#### What you have to do:
Pull out from the material below all lines with "screenshot".

* Start *

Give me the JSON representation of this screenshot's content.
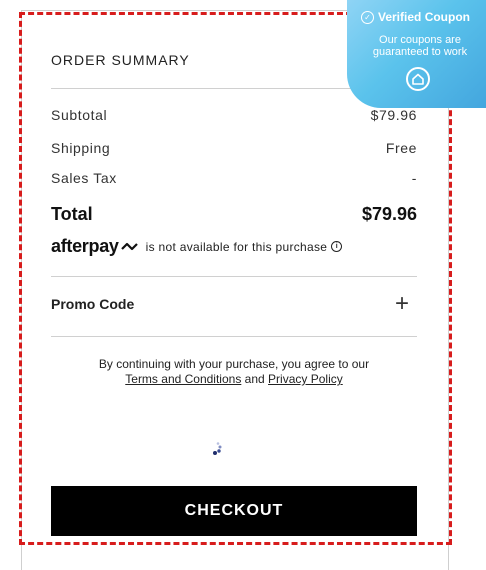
{
  "summary": {
    "title": "ORDER SUMMARY",
    "subtotal_label": "Subtotal",
    "subtotal_value": "$79.96",
    "shipping_label": "Shipping",
    "shipping_value": "Free",
    "tax_label": "Sales Tax",
    "tax_value": "-",
    "total_label": "Total",
    "total_value": "$79.96"
  },
  "afterpay": {
    "logo": "afterpay",
    "message": "is not available for this purchase"
  },
  "promo": {
    "label": "Promo Code"
  },
  "terms": {
    "prefix": "By continuing with your purchase, you agree to our",
    "terms_link": "Terms and Conditions",
    "conjunction": "and",
    "privacy_link": "Privacy Policy"
  },
  "checkout": {
    "label": "CHECKOUT"
  },
  "coupon": {
    "title": "Verified Coupon",
    "subtitle": "Our coupons are guaranteed to work"
  }
}
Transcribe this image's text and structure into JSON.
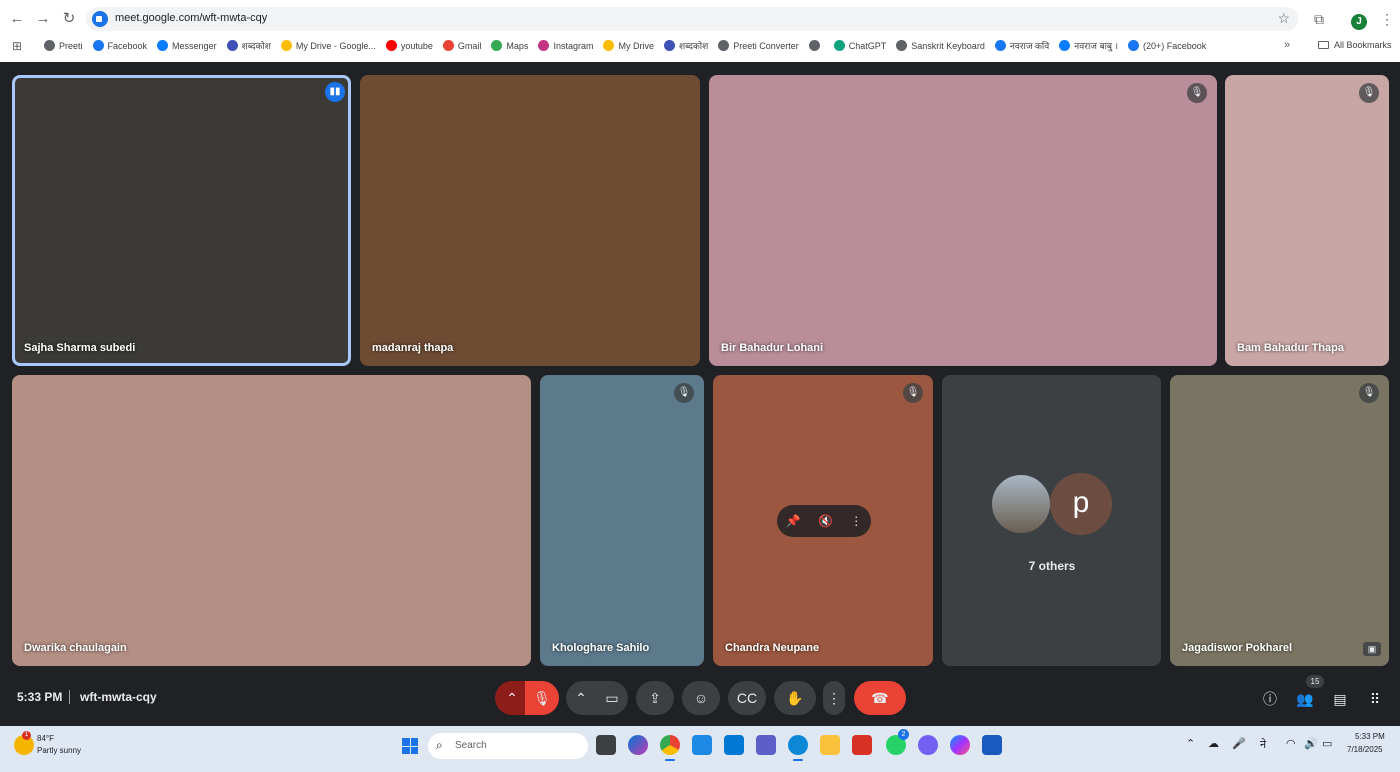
{
  "browser": {
    "url": "meet.google.com/wft-mwta-cqy",
    "bookmarks": [
      {
        "label": "Preeti",
        "color": "#5f6368"
      },
      {
        "label": "Facebook",
        "color": "#1877f2"
      },
      {
        "label": "Messenger",
        "color": "#0a7cff"
      },
      {
        "label": "शब्दकोश",
        "color": "#3f51b5"
      },
      {
        "label": "My Drive - Google...",
        "color": "#fbbc04"
      },
      {
        "label": "youtube",
        "color": "#ff0000"
      },
      {
        "label": "Gmail",
        "color": "#ea4335"
      },
      {
        "label": "Maps",
        "color": "#34a853"
      },
      {
        "label": "Instagram",
        "color": "#c13584"
      },
      {
        "label": "My Drive",
        "color": "#fbbc04"
      },
      {
        "label": "शब्दकोश",
        "color": "#3f51b5"
      },
      {
        "label": "Preeti Converter",
        "color": "#5f6368"
      },
      {
        "label": "",
        "color": "#5f6368"
      },
      {
        "label": "ChatGPT",
        "color": "#10a37f"
      },
      {
        "label": "Sanskrit Keyboard",
        "color": "#5f6368"
      },
      {
        "label": "नवराज कवि",
        "color": "#1877f2"
      },
      {
        "label": "नवराज बाबु ।",
        "color": "#0a7cff"
      },
      {
        "label": "(20+) Facebook",
        "color": "#1877f2"
      }
    ],
    "more_label": "»",
    "all_bookmarks": "All Bookmarks",
    "profile_initial": "J"
  },
  "tiles": [
    {
      "name": "Sajha Sharma subedi",
      "status": "speaking",
      "bg": "#3b3a36"
    },
    {
      "name": "madanraj thapa",
      "status": "none",
      "bg": "#6e4b33"
    },
    {
      "name": "Bir Bahadur Lohani",
      "status": "muted",
      "bg": "#b98d99"
    },
    {
      "name": "Bam Bahadur Thapa",
      "status": "muted",
      "bg": "#c9a6a6"
    },
    {
      "name": "Dwarika chaulagain",
      "status": "none",
      "bg": "#b48f84"
    },
    {
      "name": "Khologhare Sahilo",
      "status": "muted",
      "bg": "#5c7a8c"
    },
    {
      "name": "Chandra Neupane",
      "status": "muted",
      "bg": "#9b5740"
    },
    {
      "name": "7 others",
      "status": "group",
      "bg": "#3c4043"
    },
    {
      "name": "Jagadiswor Pokharel",
      "status": "muted",
      "bg": "#7a7563"
    }
  ],
  "others": {
    "label": "7 others",
    "avatar_letter": "p"
  },
  "meet": {
    "time": "5:33 PM",
    "code": "wft-mwta-cqy",
    "participant_count": "15"
  },
  "taskbar": {
    "weather_temp": "84°F",
    "weather_desc": "Partly sunny",
    "weather_badge": "1",
    "search_label": "Search",
    "whatsapp_badge": "2",
    "time": "5:33 PM",
    "date": "7/18/2025",
    "ime": "ने"
  }
}
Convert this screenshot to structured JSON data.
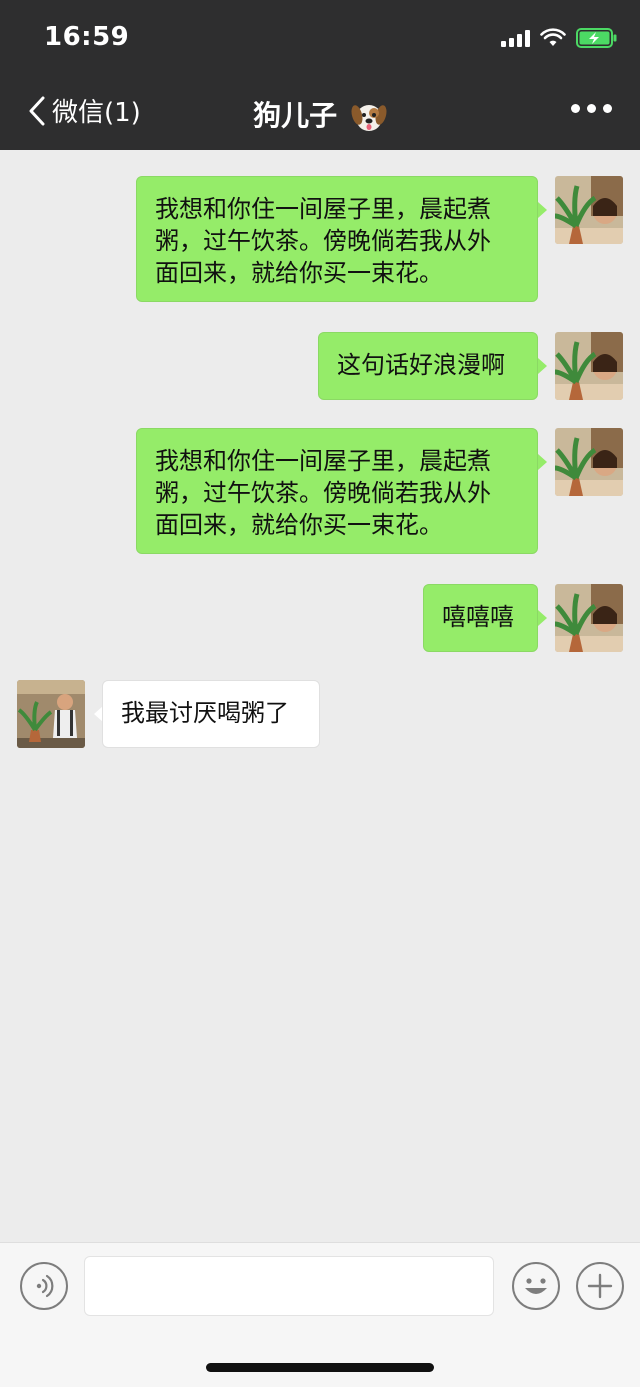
{
  "status_bar": {
    "time": "16:59"
  },
  "nav": {
    "back_label": "微信(1)",
    "title": "狗儿子",
    "title_emoji_icon": "dog-face-icon",
    "more_icon": "more-dots-icon"
  },
  "messages": [
    {
      "direction": "out",
      "text_lines": [
        "我想和你住一间屋子里，晨起煮",
        "粥，过午饮茶。傍晚倘若我从外",
        "面回来，就给你买一束花。"
      ]
    },
    {
      "direction": "out",
      "text": "这句话好浪漫啊"
    },
    {
      "direction": "out",
      "text_lines": [
        "我想和你住一间屋子里，晨起煮",
        "粥，过午饮茶。傍晚倘若我从外",
        "面回来，就给你买一束花。"
      ]
    },
    {
      "direction": "out",
      "text": "嘻嘻嘻"
    },
    {
      "direction": "in",
      "text": "我最讨厌喝粥了"
    }
  ],
  "input_bar": {
    "voice_icon": "voice-icon",
    "input_value": "",
    "emoji_icon": "emoji-icon",
    "plus_icon": "plus-icon"
  },
  "colors": {
    "header_bg": "#2e2e2f",
    "chat_bg": "#ececec",
    "bubble_out": "#95ec69",
    "bubble_in": "#ffffff",
    "battery_green": "#4cd964"
  }
}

* End *

#### Answer in full:
Give me the JSON representation of this screenshot's content.
Convert this screenshot to structured JSON data.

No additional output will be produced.